## What to work on
Copy out the listing that follows exactly, dropping every picture.

*** Data in this exercise

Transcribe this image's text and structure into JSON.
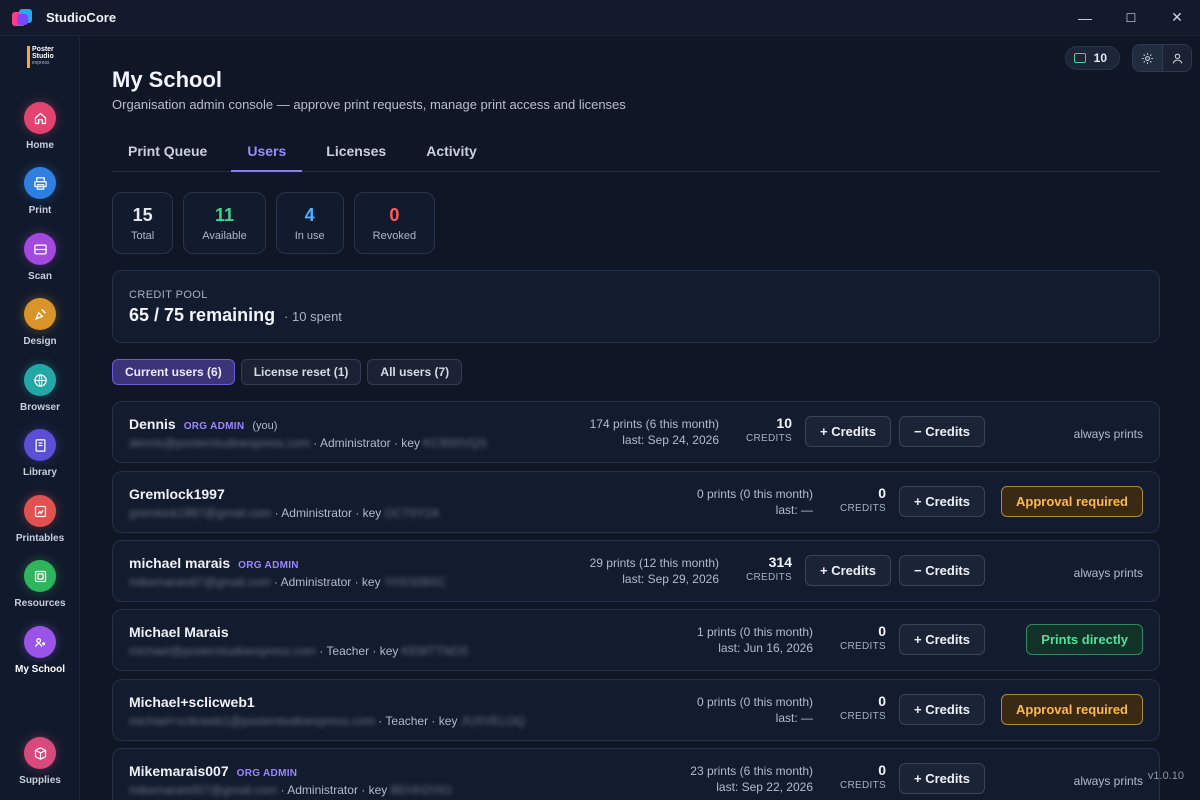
{
  "app": {
    "title": "StudioCore"
  },
  "window_controls": {
    "minimize": "—",
    "maximize": "☐",
    "close": "✕"
  },
  "brand": {
    "line1": "Poster",
    "line2": "Studio",
    "line3": "express"
  },
  "sidebar": {
    "items": [
      {
        "label": "Home",
        "icon": "home-icon",
        "color": "#e0446f"
      },
      {
        "label": "Print",
        "icon": "printer-icon",
        "color": "#2f7fe0"
      },
      {
        "label": "Scan",
        "icon": "scanner-icon",
        "color": "#a349e0"
      },
      {
        "label": "Design",
        "icon": "design-icon",
        "color": "#d9952a"
      },
      {
        "label": "Browser",
        "icon": "globe-icon",
        "color": "#23a8a8"
      },
      {
        "label": "Library",
        "icon": "book-icon",
        "color": "#5b4fd6"
      },
      {
        "label": "Printables",
        "icon": "printables-icon",
        "color": "#e0524f"
      },
      {
        "label": "Resources",
        "icon": "resources-icon",
        "color": "#2fb55e"
      },
      {
        "label": "My School",
        "icon": "school-icon",
        "color": "#9a55e8"
      },
      {
        "label": "Supplies",
        "icon": "supplies-icon",
        "color": "#d94a7c"
      }
    ]
  },
  "header": {
    "credit_count": "10"
  },
  "page": {
    "title": "My School",
    "subtitle": "Organisation admin console — approve print requests, manage print access and licenses"
  },
  "tabs": [
    {
      "label": "Print Queue",
      "active": false
    },
    {
      "label": "Users",
      "active": true
    },
    {
      "label": "Licenses",
      "active": false
    },
    {
      "label": "Activity",
      "active": false
    }
  ],
  "stats": [
    {
      "value": "15",
      "label": "Total",
      "color": "#f3f5fa"
    },
    {
      "value": "11",
      "label": "Available",
      "color": "#3ed58a"
    },
    {
      "value": "4",
      "label": "In use",
      "color": "#4fb0ff"
    },
    {
      "value": "0",
      "label": "Revoked",
      "color": "#ff5a5a"
    }
  ],
  "pool": {
    "label": "CREDIT POOL",
    "main": "65 / 75 remaining",
    "spent": "· 10 spent"
  },
  "filters": [
    {
      "label": "Current users (6)",
      "active": true
    },
    {
      "label": "License reset (1)",
      "active": false
    },
    {
      "label": "All users (7)",
      "active": false
    }
  ],
  "users": [
    {
      "name": "Dennis",
      "badge": "ORG ADMIN",
      "you": "(you)",
      "email": "dennis@posterstudioexpress.com",
      "role_text": "· Administrator · key",
      "key": "KC9S0VQS",
      "prints": "174 prints (6 this month)",
      "last": "last: Sep 24, 2026",
      "credits": "10",
      "credits_label": "CREDITS",
      "add_label": "+ Credits",
      "remove_label": "− Credits",
      "status": "always prints",
      "status_type": "text"
    },
    {
      "name": "Gremlock1997",
      "badge": "",
      "you": "",
      "email": "gremlock1997@gmail.com",
      "role_text": "· Administrator · key",
      "key": "OCT5Y2A",
      "prints": "0 prints (0 this month)",
      "last": "last: —",
      "credits": "0",
      "credits_label": "CREDITS",
      "add_label": "+ Credits",
      "remove_label": "",
      "status": "Approval required",
      "status_type": "approval"
    },
    {
      "name": "michael marais",
      "badge": "ORG ADMIN",
      "you": "",
      "email": "mikemarais97@gmail.com",
      "role_text": "· Administrator · key",
      "key": "YHXS09XC",
      "prints": "29 prints (12 this month)",
      "last": "last: Sep 29, 2026",
      "credits": "314",
      "credits_label": "CREDITS",
      "add_label": "+ Credits",
      "remove_label": "− Credits",
      "status": "always prints",
      "status_type": "text"
    },
    {
      "name": "Michael Marais",
      "badge": "",
      "you": "",
      "email": "michael@posterstudioexpress.com",
      "role_text": "· Teacher · key",
      "key": "KEMTTNOS",
      "prints": "1 prints (0 this month)",
      "last": "last: Jun 16, 2026",
      "credits": "0",
      "credits_label": "CREDITS",
      "add_label": "+ Credits",
      "remove_label": "",
      "status": "Prints directly",
      "status_type": "direct"
    },
    {
      "name": "Michael+sclicweb1",
      "badge": "",
      "you": "",
      "email": "michael+sclicweb1@posterstudioexpress.com",
      "role_text": "· Teacher · key",
      "key": "JUXVELOQ",
      "prints": "0 prints (0 this month)",
      "last": "last: —",
      "credits": "0",
      "credits_label": "CREDITS",
      "add_label": "+ Credits",
      "remove_label": "",
      "status": "Approval required",
      "status_type": "approval"
    },
    {
      "name": "Mikemarais007",
      "badge": "ORG ADMIN",
      "you": "",
      "email": "mikemarais007@gmail.com",
      "role_text": "· Administrator · key",
      "key": "BEHH2VIO",
      "prints": "23 prints (6 this month)",
      "last": "last: Sep 22, 2026",
      "credits": "0",
      "credits_label": "CREDITS",
      "add_label": "+ Credits",
      "remove_label": "",
      "status": "always prints",
      "status_type": "text"
    }
  ],
  "version": "v1.0.10"
}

******

## Exercise solution
Transcribe this image's text and structure into JSON.
{
  "app": {
    "title": "StudioCore"
  },
  "window_controls": {
    "minimize": "—",
    "maximize": "☐",
    "close": "✕"
  },
  "brand": {
    "line1": "Poster",
    "line2": "Studio",
    "line3": "express"
  },
  "sidebar": {
    "items": [
      {
        "label": "Home",
        "icon": "home-icon",
        "color": "#e0446f"
      },
      {
        "label": "Print",
        "icon": "printer-icon",
        "color": "#2f7fe0"
      },
      {
        "label": "Scan",
        "icon": "scanner-icon",
        "color": "#a349e0"
      },
      {
        "label": "Design",
        "icon": "design-icon",
        "color": "#d9952a"
      },
      {
        "label": "Browser",
        "icon": "globe-icon",
        "color": "#23a8a8"
      },
      {
        "label": "Library",
        "icon": "book-icon",
        "color": "#5b4fd6"
      },
      {
        "label": "Printables",
        "icon": "printables-icon",
        "color": "#e0524f"
      },
      {
        "label": "Resources",
        "icon": "resources-icon",
        "color": "#2fb55e"
      },
      {
        "label": "My School",
        "icon": "school-icon",
        "color": "#9a55e8"
      },
      {
        "label": "Supplies",
        "icon": "supplies-icon",
        "color": "#d94a7c"
      }
    ]
  },
  "header": {
    "credit_count": "10"
  },
  "page": {
    "title": "My School",
    "subtitle": "Organisation admin console — approve print requests, manage print access and licenses"
  },
  "tabs": [
    {
      "label": "Print Queue",
      "active": false
    },
    {
      "label": "Users",
      "active": true
    },
    {
      "label": "Licenses",
      "active": false
    },
    {
      "label": "Activity",
      "active": false
    }
  ],
  "stats": [
    {
      "value": "15",
      "label": "Total",
      "color": "#f3f5fa"
    },
    {
      "value": "11",
      "label": "Available",
      "color": "#3ed58a"
    },
    {
      "value": "4",
      "label": "In use",
      "color": "#4fb0ff"
    },
    {
      "value": "0",
      "label": "Revoked",
      "color": "#ff5a5a"
    }
  ],
  "pool": {
    "label": "CREDIT POOL",
    "main": "65 / 75 remaining",
    "spent": "· 10 spent"
  },
  "filters": [
    {
      "label": "Current users (6)",
      "active": true
    },
    {
      "label": "License reset (1)",
      "active": false
    },
    {
      "label": "All users (7)",
      "active": false
    }
  ],
  "users": [
    {
      "name": "Dennis",
      "badge": "ORG ADMIN",
      "you": "(you)",
      "email": "dennis@posterstudioexpress.com",
      "role_text": "· Administrator · key",
      "key": "KC9S0VQS",
      "prints": "174 prints (6 this month)",
      "last": "last: Sep 24, 2026",
      "credits": "10",
      "credits_label": "CREDITS",
      "add_label": "+ Credits",
      "remove_label": "− Credits",
      "status": "always prints",
      "status_type": "text"
    },
    {
      "name": "Gremlock1997",
      "badge": "",
      "you": "",
      "email": "gremlock1997@gmail.com",
      "role_text": "· Administrator · key",
      "key": "OCT5Y2A",
      "prints": "0 prints (0 this month)",
      "last": "last: —",
      "credits": "0",
      "credits_label": "CREDITS",
      "add_label": "+ Credits",
      "remove_label": "",
      "status": "Approval required",
      "status_type": "approval"
    },
    {
      "name": "michael marais",
      "badge": "ORG ADMIN",
      "you": "",
      "email": "mikemarais97@gmail.com",
      "role_text": "· Administrator · key",
      "key": "YHXS09XC",
      "prints": "29 prints (12 this month)",
      "last": "last: Sep 29, 2026",
      "credits": "314",
      "credits_label": "CREDITS",
      "add_label": "+ Credits",
      "remove_label": "− Credits",
      "status": "always prints",
      "status_type": "text"
    },
    {
      "name": "Michael Marais",
      "badge": "",
      "you": "",
      "email": "michael@posterstudioexpress.com",
      "role_text": "· Teacher · key",
      "key": "KEMTTNOS",
      "prints": "1 prints (0 this month)",
      "last": "last: Jun 16, 2026",
      "credits": "0",
      "credits_label": "CREDITS",
      "add_label": "+ Credits",
      "remove_label": "",
      "status": "Prints directly",
      "status_type": "direct"
    },
    {
      "name": "Michael+sclicweb1",
      "badge": "",
      "you": "",
      "email": "michael+sclicweb1@posterstudioexpress.com",
      "role_text": "· Teacher · key",
      "key": "JUXVELOQ",
      "prints": "0 prints (0 this month)",
      "last": "last: —",
      "credits": "0",
      "credits_label": "CREDITS",
      "add_label": "+ Credits",
      "remove_label": "",
      "status": "Approval required",
      "status_type": "approval"
    },
    {
      "name": "Mikemarais007",
      "badge": "ORG ADMIN",
      "you": "",
      "email": "mikemarais007@gmail.com",
      "role_text": "· Administrator · key",
      "key": "BEHH2VIO",
      "prints": "23 prints (6 this month)",
      "last": "last: Sep 22, 2026",
      "credits": "0",
      "credits_label": "CREDITS",
      "add_label": "+ Credits",
      "remove_label": "",
      "status": "always prints",
      "status_type": "text"
    }
  ],
  "version": "v1.0.10"
}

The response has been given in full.